(Dataset items)
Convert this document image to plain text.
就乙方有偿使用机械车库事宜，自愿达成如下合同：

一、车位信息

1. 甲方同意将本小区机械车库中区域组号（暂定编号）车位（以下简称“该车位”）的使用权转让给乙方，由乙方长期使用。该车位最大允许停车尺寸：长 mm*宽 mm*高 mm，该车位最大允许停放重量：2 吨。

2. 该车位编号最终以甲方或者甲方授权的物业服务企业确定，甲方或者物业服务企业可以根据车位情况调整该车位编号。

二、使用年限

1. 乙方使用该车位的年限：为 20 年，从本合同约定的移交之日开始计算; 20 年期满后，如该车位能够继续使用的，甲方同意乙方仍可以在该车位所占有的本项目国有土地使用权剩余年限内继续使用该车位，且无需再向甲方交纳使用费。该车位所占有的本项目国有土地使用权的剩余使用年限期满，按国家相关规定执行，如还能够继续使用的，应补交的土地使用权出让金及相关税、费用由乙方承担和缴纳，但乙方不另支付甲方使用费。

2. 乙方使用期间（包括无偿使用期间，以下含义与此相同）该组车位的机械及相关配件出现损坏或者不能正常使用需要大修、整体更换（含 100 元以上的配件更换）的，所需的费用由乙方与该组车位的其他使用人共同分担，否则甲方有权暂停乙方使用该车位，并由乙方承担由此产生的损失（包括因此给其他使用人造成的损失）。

■ SET TASK ■
Write out each line of the data above again, exactly as given.

■ OUTPUT FOR THIS EXERCISE ■
Convert this document image to plain text.
就乙方有偿使用机械车库事宜，自愿达成如下合同：

一、车位信息

1. 甲方同意将本小区机械车库中区域组号（暂定编号）车位（以下简称“该车位”）的使用权转让给乙方，由乙方长期使用。该车位最大允许停车尺寸：长 mm*宽 mm*高 mm，该车位最大允许停放重量：2 吨。

2. 该车位编号最终以甲方或者甲方授权的物业服务企业确定，甲方或者物业服务企业可以根据车位情况调整该车位编号。

二、使用年限

1. 乙方使用该车位的年限：为 20 年，从本合同约定的移交之日开始计算; 20 年期满后，如该车位能够继续使用的，甲方同意乙方仍可以在该车位所占有的本项目国有土地使用权剩余年限内继续使用该车位，且无需再向甲方交纳使用费。该车位所占有的本项目国有土地使用权的剩余使用年限期满，按国家相关规定执行，如还能够继续使用的，应补交的土地使用权出让金及相关税、费用由乙方承担和缴纳，但乙方不另支付甲方使用费。

2. 乙方使用期间（包括无偿使用期间，以下含义与此相同）该组车位的机械及相关配件出现损坏或者不能正常使用需要大修、整体更换（含 100 元以上的配件更换）的，所需的费用由乙方与该组车位的其他使用人共同分担，否则甲方有权暂停乙方使用该车位，并由乙方承担由此产生的损失（包括因此给其他使用人造成的损失）。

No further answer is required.